- Your instructions:
Search the listing for the string "ylabel" and copy every line that contains it.
-------- Recorded data
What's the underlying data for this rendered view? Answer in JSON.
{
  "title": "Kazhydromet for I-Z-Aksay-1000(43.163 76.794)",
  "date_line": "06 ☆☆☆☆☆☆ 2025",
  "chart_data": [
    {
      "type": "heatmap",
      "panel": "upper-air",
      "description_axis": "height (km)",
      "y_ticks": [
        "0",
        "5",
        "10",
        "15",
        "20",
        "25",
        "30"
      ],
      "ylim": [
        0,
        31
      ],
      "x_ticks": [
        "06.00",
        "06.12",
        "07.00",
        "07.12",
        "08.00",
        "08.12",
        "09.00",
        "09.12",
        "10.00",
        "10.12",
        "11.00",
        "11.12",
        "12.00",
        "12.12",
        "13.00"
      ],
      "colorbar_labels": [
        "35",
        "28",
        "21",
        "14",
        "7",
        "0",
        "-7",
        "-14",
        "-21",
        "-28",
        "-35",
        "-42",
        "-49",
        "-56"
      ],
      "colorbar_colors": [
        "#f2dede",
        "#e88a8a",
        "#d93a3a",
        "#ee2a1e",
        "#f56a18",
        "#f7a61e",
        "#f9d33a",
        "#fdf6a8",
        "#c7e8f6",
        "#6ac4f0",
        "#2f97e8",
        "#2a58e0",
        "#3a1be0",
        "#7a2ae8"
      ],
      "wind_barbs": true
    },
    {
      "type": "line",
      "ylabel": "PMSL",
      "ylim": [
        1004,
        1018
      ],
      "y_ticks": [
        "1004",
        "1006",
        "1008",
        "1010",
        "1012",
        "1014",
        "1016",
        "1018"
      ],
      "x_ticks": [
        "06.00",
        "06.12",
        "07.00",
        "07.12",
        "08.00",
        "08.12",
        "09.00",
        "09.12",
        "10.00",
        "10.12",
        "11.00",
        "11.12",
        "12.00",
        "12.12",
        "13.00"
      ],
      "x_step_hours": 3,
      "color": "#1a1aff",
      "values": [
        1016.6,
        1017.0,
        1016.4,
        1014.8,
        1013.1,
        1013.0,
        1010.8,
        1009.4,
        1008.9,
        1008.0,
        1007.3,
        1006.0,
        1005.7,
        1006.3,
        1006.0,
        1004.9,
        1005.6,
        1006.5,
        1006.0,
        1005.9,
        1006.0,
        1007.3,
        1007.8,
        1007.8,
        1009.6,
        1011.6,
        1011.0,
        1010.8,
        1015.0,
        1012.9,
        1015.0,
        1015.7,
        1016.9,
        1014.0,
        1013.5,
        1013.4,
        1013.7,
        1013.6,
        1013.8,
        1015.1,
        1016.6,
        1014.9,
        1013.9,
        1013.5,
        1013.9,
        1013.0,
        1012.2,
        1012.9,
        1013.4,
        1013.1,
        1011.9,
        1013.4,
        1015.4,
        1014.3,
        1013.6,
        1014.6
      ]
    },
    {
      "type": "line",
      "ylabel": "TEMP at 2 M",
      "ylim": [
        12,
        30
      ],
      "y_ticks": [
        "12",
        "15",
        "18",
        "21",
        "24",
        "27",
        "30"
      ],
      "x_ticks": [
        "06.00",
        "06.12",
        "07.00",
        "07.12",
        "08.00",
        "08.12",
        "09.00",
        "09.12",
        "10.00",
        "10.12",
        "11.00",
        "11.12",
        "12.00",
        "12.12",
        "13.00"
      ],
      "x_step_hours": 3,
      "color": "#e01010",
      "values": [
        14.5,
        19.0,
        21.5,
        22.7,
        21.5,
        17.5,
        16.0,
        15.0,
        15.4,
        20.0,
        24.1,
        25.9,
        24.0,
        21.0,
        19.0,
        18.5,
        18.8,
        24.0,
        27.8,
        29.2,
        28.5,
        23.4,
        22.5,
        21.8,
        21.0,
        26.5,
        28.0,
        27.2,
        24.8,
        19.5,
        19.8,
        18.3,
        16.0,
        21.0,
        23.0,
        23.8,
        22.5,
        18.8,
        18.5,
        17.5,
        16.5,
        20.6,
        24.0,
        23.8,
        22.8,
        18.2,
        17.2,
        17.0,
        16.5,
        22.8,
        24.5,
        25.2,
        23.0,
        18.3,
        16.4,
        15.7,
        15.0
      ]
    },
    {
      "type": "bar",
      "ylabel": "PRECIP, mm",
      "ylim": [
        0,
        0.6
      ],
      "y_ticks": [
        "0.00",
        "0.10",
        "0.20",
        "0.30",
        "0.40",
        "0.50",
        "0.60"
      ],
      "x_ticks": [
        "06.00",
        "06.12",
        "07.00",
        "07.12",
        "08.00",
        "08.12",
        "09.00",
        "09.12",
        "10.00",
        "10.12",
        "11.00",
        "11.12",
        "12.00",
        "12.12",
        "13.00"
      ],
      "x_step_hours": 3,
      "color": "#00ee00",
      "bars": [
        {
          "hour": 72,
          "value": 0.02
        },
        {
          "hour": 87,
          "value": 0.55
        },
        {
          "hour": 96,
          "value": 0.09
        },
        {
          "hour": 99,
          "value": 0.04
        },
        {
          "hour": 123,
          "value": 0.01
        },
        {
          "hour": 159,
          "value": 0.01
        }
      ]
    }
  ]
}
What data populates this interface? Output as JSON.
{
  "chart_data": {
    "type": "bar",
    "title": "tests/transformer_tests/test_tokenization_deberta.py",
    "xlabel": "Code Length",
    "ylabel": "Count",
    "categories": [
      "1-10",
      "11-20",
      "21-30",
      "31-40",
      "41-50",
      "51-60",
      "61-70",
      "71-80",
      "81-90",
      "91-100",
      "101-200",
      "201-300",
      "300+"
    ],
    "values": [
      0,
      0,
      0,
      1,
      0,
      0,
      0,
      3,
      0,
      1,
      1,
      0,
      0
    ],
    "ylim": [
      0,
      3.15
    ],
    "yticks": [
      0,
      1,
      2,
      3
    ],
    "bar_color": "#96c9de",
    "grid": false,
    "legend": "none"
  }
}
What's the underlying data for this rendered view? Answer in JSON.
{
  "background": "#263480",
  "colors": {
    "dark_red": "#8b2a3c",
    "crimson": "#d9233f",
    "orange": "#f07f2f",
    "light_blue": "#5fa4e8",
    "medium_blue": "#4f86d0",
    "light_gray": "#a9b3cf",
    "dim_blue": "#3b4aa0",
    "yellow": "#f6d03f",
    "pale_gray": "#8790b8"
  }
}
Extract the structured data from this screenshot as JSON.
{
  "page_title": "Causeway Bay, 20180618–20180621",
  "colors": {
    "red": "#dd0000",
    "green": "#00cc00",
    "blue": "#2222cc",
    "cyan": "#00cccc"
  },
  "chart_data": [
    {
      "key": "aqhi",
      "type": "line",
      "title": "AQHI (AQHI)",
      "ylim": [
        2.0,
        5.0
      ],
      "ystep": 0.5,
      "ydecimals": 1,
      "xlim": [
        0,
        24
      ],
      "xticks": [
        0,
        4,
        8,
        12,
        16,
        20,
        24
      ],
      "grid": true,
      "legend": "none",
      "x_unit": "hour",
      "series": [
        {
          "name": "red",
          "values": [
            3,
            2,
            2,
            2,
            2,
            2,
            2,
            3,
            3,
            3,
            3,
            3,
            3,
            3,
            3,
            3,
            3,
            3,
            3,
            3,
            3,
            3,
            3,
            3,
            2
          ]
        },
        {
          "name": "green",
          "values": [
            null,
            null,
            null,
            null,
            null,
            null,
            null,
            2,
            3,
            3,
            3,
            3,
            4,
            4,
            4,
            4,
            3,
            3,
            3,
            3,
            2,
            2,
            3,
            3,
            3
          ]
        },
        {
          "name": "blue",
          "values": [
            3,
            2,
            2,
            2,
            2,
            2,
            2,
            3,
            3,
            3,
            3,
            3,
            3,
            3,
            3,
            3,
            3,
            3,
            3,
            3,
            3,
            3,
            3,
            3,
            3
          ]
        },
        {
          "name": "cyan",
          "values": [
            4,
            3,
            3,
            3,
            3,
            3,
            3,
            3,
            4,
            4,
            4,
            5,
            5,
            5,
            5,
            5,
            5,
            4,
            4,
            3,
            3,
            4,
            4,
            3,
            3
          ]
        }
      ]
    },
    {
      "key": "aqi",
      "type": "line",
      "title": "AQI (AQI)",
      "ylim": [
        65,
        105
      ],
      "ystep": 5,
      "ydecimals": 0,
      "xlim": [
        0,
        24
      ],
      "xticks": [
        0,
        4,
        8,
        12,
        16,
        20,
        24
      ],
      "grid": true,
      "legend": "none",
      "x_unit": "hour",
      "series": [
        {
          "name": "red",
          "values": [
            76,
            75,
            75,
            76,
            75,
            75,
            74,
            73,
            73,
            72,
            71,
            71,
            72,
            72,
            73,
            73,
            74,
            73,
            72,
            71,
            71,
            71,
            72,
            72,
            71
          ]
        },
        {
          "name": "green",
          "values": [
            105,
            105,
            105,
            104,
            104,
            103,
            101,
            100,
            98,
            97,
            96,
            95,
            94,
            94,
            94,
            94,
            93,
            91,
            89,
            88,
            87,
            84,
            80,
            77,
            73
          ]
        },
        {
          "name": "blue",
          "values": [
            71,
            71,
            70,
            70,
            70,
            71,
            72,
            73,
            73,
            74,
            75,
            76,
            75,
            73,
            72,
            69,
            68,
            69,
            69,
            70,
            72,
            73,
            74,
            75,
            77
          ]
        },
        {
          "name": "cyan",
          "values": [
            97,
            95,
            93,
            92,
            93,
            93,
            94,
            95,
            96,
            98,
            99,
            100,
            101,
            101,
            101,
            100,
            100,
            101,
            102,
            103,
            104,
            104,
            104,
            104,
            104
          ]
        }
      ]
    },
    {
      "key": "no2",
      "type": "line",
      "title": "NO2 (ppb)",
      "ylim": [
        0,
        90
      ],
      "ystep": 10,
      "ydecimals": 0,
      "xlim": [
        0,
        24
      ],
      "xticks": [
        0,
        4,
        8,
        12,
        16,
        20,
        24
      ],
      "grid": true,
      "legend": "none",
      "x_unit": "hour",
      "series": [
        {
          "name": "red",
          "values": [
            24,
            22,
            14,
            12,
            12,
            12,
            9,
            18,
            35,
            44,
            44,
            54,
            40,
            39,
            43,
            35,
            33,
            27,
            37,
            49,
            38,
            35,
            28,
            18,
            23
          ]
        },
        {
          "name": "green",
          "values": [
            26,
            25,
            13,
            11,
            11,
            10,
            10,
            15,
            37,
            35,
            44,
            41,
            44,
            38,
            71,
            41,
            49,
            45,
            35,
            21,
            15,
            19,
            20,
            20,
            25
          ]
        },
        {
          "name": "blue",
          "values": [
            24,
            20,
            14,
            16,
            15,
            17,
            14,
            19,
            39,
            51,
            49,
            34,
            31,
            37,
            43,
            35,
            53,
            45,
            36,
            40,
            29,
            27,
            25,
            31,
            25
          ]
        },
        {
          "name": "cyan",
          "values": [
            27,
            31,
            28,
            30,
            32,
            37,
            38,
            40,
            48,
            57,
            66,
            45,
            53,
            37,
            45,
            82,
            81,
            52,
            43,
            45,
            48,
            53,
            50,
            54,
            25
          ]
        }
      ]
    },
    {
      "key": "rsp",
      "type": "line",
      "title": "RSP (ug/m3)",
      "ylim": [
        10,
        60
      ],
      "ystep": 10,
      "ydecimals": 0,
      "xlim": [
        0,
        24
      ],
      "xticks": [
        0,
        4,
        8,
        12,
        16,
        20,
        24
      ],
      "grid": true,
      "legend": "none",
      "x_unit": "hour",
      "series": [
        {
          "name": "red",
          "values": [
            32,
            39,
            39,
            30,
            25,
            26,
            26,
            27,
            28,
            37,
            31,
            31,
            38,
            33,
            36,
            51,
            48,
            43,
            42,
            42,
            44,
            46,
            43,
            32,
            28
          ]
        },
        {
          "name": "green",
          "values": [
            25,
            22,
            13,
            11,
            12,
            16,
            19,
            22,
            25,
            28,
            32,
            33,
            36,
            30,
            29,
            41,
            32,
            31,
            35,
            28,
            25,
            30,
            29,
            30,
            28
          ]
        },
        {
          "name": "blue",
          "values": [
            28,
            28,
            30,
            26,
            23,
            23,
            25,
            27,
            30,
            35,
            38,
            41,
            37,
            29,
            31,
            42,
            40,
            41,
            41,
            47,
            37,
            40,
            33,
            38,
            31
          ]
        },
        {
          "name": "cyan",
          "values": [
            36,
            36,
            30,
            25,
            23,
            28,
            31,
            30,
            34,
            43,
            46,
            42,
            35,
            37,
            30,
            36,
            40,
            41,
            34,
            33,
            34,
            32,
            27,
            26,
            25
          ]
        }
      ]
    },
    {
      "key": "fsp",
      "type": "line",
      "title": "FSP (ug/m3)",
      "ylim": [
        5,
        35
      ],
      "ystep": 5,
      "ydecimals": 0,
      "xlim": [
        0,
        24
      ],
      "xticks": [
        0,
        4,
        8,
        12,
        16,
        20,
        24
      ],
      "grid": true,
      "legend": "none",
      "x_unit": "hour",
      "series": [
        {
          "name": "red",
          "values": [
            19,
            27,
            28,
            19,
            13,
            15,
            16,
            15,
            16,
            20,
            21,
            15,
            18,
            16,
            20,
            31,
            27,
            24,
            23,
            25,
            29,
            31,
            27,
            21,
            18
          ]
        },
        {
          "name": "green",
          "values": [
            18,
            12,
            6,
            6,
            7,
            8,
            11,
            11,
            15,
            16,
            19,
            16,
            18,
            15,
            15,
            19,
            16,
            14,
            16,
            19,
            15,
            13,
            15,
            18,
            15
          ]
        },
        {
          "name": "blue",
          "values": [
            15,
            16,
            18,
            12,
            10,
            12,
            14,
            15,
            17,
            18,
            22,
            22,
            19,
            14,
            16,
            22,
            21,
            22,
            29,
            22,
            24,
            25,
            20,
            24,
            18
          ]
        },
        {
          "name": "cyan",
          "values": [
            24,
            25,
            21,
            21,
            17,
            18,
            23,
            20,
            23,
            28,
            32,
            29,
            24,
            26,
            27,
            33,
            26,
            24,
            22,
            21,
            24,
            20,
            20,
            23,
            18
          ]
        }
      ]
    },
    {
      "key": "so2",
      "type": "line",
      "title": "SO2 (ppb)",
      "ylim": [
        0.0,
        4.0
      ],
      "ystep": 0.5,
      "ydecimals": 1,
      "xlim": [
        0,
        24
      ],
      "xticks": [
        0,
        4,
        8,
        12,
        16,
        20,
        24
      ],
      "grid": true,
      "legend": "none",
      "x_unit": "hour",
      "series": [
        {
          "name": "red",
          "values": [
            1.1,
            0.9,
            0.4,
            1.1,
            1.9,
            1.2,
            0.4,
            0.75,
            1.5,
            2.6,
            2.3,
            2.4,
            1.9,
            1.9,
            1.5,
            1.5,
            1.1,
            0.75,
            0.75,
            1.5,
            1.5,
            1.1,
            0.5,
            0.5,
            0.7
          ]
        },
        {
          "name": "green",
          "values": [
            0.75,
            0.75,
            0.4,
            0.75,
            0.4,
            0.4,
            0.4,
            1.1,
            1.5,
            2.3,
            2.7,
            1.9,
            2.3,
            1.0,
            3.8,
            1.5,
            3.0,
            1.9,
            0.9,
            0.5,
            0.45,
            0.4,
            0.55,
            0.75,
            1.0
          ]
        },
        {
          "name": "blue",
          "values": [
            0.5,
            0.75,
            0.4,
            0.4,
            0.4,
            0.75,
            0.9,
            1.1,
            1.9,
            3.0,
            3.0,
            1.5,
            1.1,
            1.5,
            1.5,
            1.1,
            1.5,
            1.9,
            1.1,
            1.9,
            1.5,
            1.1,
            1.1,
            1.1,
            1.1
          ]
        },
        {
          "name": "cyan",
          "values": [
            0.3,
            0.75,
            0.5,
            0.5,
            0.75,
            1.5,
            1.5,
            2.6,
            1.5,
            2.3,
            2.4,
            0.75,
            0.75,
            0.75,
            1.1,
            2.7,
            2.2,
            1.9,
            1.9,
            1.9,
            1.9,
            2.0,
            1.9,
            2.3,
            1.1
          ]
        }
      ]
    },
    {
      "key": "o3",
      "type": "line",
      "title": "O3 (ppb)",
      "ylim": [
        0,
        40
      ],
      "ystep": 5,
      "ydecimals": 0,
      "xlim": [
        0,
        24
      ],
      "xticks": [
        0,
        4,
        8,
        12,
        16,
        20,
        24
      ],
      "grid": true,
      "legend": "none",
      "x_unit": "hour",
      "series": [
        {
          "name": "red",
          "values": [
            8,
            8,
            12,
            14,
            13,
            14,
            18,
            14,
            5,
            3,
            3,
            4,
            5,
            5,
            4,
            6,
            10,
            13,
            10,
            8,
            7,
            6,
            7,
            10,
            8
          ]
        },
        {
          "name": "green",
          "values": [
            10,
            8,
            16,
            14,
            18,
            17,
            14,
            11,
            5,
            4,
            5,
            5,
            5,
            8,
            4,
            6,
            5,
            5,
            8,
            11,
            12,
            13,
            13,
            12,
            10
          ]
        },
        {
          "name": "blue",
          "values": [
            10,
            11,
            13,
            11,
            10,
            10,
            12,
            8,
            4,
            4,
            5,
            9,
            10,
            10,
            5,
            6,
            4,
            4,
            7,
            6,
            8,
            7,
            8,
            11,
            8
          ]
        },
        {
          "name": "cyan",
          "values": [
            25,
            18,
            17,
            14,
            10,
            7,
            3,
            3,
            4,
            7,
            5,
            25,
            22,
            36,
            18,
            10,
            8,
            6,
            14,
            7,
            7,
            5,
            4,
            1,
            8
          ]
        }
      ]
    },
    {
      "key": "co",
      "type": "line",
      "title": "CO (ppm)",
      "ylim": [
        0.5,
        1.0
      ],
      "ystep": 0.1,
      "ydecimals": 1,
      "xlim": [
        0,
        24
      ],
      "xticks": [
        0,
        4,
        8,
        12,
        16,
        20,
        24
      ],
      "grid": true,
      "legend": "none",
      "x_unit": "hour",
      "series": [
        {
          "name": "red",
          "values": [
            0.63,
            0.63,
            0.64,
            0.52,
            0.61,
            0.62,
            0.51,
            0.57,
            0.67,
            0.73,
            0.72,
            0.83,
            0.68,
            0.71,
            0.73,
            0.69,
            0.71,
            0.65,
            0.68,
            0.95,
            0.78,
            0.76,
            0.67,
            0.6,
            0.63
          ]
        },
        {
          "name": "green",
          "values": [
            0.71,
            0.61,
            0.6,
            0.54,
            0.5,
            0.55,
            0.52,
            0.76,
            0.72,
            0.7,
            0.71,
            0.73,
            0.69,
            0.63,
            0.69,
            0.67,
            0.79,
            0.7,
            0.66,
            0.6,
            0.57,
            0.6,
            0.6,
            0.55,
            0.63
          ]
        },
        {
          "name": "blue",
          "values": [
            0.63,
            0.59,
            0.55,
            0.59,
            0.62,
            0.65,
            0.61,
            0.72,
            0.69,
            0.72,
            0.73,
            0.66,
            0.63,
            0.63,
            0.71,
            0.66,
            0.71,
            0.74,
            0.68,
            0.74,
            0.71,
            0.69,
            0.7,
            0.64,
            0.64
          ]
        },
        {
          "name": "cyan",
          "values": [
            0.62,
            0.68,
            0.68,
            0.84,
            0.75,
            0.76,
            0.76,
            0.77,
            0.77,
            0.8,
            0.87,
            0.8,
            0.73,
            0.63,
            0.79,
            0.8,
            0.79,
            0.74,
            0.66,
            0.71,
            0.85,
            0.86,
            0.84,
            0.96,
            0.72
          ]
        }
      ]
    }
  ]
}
----------------
- Output for this exercise:
      "ylabel": "PMSL",
      "ylabel": "TEMP at 2 M",
      "ylabel": "PRECIP, mm",
    "ylabel": "Count",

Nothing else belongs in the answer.